* Short exercise: What is the number of lines containing the word "find"? Please answer with that number and nothing more.

* Given records:
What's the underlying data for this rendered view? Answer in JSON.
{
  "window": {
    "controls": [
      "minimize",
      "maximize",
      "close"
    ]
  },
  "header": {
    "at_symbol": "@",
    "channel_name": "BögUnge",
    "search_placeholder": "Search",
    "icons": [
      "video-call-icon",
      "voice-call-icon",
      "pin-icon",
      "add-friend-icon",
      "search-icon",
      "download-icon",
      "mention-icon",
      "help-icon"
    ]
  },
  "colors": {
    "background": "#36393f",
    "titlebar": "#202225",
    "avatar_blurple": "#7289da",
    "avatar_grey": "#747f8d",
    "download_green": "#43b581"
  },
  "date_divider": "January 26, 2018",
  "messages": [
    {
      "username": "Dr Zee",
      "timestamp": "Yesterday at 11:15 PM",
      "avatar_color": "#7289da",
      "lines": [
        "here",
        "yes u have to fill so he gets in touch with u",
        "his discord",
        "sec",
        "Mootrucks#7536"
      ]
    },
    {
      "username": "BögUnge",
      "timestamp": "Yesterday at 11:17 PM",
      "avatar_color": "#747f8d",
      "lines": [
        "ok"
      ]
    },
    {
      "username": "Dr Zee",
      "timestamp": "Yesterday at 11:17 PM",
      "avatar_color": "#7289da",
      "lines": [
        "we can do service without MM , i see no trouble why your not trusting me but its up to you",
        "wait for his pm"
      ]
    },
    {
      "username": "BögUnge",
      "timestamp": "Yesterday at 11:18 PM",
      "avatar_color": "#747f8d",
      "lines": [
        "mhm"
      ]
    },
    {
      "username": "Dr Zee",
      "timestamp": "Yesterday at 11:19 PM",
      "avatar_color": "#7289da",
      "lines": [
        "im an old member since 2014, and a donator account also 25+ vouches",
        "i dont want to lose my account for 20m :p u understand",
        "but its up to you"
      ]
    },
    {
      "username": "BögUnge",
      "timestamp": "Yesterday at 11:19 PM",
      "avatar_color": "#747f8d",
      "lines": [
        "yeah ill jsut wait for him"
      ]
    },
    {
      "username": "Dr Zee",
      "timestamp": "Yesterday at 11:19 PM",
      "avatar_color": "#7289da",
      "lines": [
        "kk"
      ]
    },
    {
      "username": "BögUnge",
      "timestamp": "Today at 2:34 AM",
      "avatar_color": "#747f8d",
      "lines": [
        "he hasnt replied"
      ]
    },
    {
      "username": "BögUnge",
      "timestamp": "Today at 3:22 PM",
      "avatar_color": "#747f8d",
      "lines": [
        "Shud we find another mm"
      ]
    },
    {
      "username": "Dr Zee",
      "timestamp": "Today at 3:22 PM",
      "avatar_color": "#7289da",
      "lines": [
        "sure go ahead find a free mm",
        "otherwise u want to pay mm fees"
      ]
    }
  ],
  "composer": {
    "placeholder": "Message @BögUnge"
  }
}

* In response: 2